### Trecho do texto
● ● ● ● ● ● ●

Expliquemos algumas propriedades do juízo e divisões a elas ligadas. A qualidade do juízo é inerente à cópula, enquanto esta, como afirmação no “é” ou negação no “não é”, atribui ou denega respectivamente o predicado ao sujeito. Assim, temos juízos afirmativos e negativos, m, outrossim, inerente à cópula a modalidade do juízo, pela qual este exprime o modo do “é” ou do “não é”. Daí resultam juízos apodícticos, que anunciam algo como absolutamente necessário ou absolutamente impossível, juízos assertórios, que dizem simplesmente “é” ou “não é”, e juízos problemáticos que exprimem um poder-ser ou também a possibilidade do nãoser. Segundo a extensão do sujeito é diversa a quantidade do juízo. Consequentemente, distinguem-se juízos universais, particulares, singulares, e indefinidos; nestes últimos a extensão do sujeito fica indeterminada. No que tange à relação do predicado com o sujeito, o juízo afirmativo “põe” sempre a identidade de ambos, pelo menos a identidade material em virtude da qual o predicado convém de fato ao sujeito, p. ex., Pedro está em casa. Pode, no entanto, existir também uma identidade formal, de maneira que o predicado esteja implicado essencialmente no sujeito; tais juízos chamam-se juízos de identidade, em sentido acentuado. Não coincidem eles, por forma alguma, com os juízos tautológicos, nos quais o predicado repete o que o sujeito já disse, nem são essencialmente analíticos (Análise); antes, podem ser também juízos essenciais sintéticos (p. ex., todo ente contingente exige uma causa (Síntese). Além dos juízos simples, há os juízos compostos. Enquanto os juízos categóricos enunciam de maneira absoluta (Carlos estudará), os juízos proporcionais acrescentam, numa proposição ulterior, uma condição (Carlos estudará, se obtiver uma bolsa). Os juízos disjuntivos mostram uma disjunção (Carlos estudará ou será comerciante); pelo contrário, os juízos conjuntivos negam que dois enunciados possam ser simultaneamente verdadeiros (Carlos não pode estudar e ser comerciante ao mesmo tempo). Os juízos copulativos unem numa só proposição vários sujeitos ou (e) vários predicados (Carlos e Francisco estudam; Carlos ganha a vida e estuda ao mesmo tempo).

● ● ● ● ● ● ●

### Itens fornecidos
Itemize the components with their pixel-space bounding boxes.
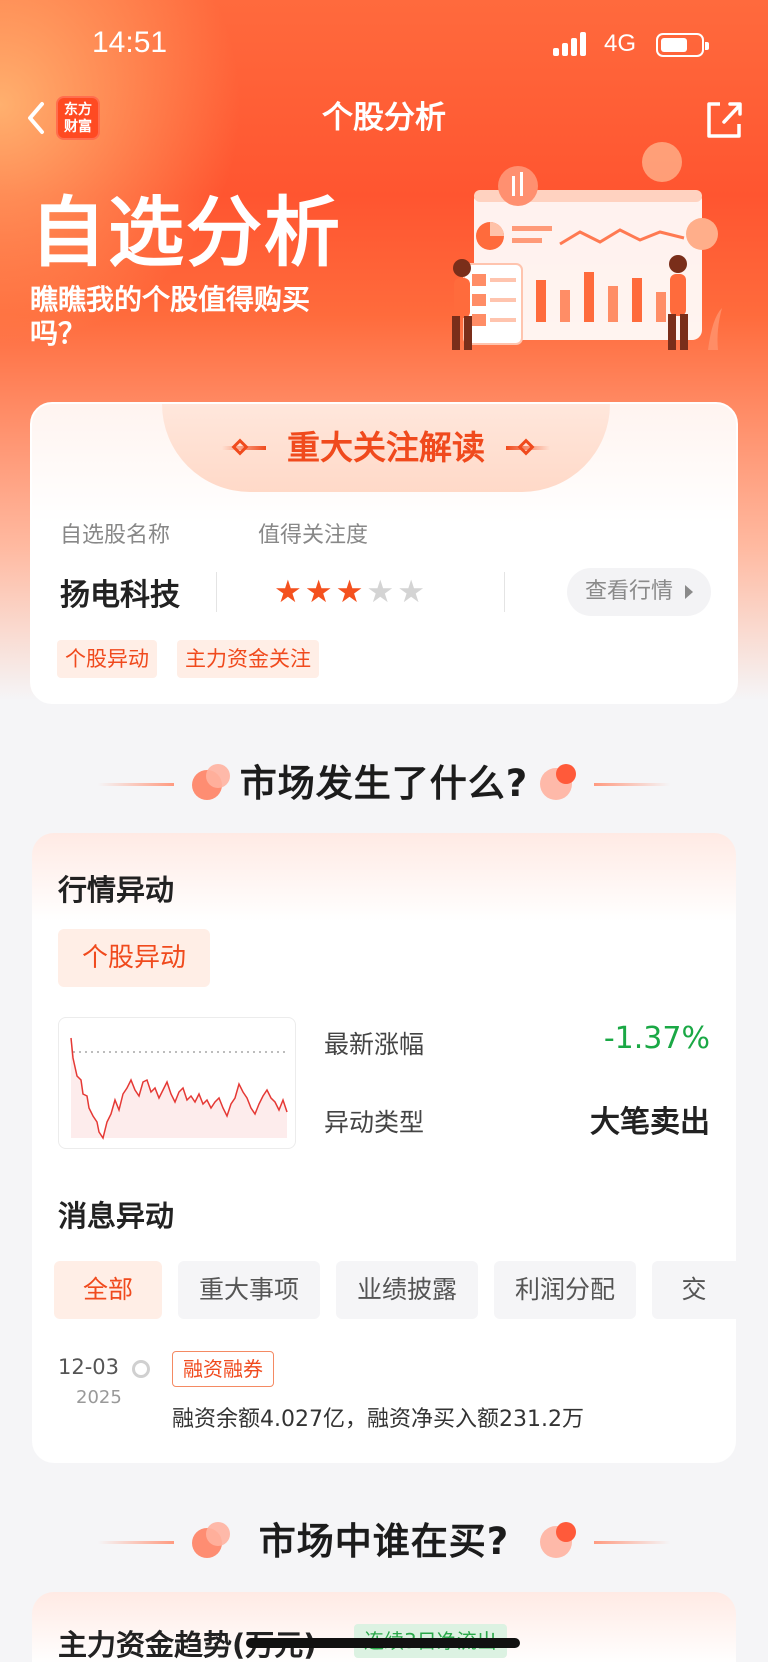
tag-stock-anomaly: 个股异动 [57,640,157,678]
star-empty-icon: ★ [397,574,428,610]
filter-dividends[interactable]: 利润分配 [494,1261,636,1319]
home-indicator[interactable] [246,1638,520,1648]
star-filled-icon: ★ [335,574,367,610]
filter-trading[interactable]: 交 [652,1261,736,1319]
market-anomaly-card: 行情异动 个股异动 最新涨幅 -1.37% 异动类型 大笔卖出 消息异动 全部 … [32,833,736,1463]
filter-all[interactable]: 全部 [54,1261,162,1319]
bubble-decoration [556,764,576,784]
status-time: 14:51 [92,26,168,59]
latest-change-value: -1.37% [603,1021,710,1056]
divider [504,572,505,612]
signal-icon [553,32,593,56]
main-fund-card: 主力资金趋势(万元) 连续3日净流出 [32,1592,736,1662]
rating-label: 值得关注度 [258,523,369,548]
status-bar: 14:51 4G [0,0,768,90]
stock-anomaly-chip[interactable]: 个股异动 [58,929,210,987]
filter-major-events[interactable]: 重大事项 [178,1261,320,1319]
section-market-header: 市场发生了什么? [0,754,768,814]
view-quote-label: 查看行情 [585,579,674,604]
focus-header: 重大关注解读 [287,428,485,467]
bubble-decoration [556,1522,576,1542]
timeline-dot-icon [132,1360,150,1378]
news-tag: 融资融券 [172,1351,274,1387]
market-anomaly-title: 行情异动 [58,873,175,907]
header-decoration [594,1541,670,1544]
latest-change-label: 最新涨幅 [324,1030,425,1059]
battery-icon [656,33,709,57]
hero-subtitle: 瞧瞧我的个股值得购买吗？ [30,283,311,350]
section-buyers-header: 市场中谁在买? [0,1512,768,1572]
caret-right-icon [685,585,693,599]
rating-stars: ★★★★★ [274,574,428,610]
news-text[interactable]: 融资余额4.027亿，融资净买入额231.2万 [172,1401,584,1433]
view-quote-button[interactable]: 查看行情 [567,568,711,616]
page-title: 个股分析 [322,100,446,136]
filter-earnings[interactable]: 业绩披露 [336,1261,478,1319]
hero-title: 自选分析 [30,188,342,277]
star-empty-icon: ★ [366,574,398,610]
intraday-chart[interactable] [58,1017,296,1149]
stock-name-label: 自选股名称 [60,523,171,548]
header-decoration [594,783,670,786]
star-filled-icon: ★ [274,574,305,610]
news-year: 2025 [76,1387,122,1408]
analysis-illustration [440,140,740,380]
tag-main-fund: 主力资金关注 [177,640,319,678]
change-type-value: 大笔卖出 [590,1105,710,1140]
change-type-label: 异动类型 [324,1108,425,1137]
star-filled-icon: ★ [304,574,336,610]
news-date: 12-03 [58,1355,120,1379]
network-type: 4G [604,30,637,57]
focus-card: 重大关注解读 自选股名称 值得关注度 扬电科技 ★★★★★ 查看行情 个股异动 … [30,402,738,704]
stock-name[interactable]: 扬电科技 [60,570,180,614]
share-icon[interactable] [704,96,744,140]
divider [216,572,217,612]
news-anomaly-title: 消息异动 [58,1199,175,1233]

● ● ● ● ● ● ●

### Tarefas e exercícios
1/ No texto sobre o juízo, como se chamam os juízos que anunciam algo como absolutamente necessário ou absolutamente impossível?
2/ Escreva a continuação do texto sobre o juízo, a partir da última frase apresentada.

### Respostas às tarefas
1/ Juízos apodícticos.

2/
A consideração metafísica do juízo situa a forma humana do pensamento, que é o juízo, no contexto total de uma metafísica do conhecimento. Essa consideração deve tomar como ponto de partida o juízo que enuncia a essência de um indivíduo concreto. Nosso conhecimento detém-se primeiramente no aspecto manifesto das coisas; se não fôr mais além, será mero conhecimento sensorial. Na realidade, porém, penetra ele, enquanto conhecimento intelectual, até ao âmago mais íntimo das coisas que aparecem, a saber: até ao ser. Todavia uma coisa finita nunca possui o ser em sua plenitude total, ou seja, segundo todas as suas possibilidades, mas unicamente; na medida de sua essência, a qual representa sempre um modo limitado de ser. A coisa encerra os três graus: indivíduo, essência, ser, numa síntese compacta e opaca. O juízo, depois de separar estes graus pela abstração, reúne-os numa síntese estruturada e diáfana. A síntese existente na coisa retém os dois últimos fatores dentro dos limites do indivíduo; a síntese judicativa eleva os dois primeiros à amplitude do ser. Por esta forma, imita, à sua maneira, a visão divina, inscrita de antemão no Ser absoluto e que, por isso mesmo, compreende tudo, do ponto de vista da razão mais íntima do ser. Esta imitação da visão tem sua expressão na tendência natural da mente para o Ser absoluto, tendência que, segundo Marechal, constitui o único fundamento da verdade objetiva do juízo (VIDE dinamismo) Lotz. [Brugger]


Dos numerosos significados que se têm dado ao termo juízo examinaremos os seguintes: 1) juízo é a afirmação ou a negação de algo (de um predicado) em relação a algo (um sujeito; Esta é propriamente a definição da proposição, mas pode alargar- se também ao juízo como termo mental correlativo da proposição. 2) Juízo é um ato mental por intermédio do qual se une, ou sintetiza, afirmando ou separando, negando; é uma definição frequente em textos escolásticos e neo-escolástico.. 3) Juízo é uma operação do nosso espírito na qual se contem uma proposição que é ou não conforme à verdade e segundo a qual se diz que o juízo é ou não correto. 4) Juízo é um produto mental enunciativo… 5) Juízo é um ato mental por intermédio do qual pensamos um enunciado; pode encontrar-se esta definição em vários lógicos atuais.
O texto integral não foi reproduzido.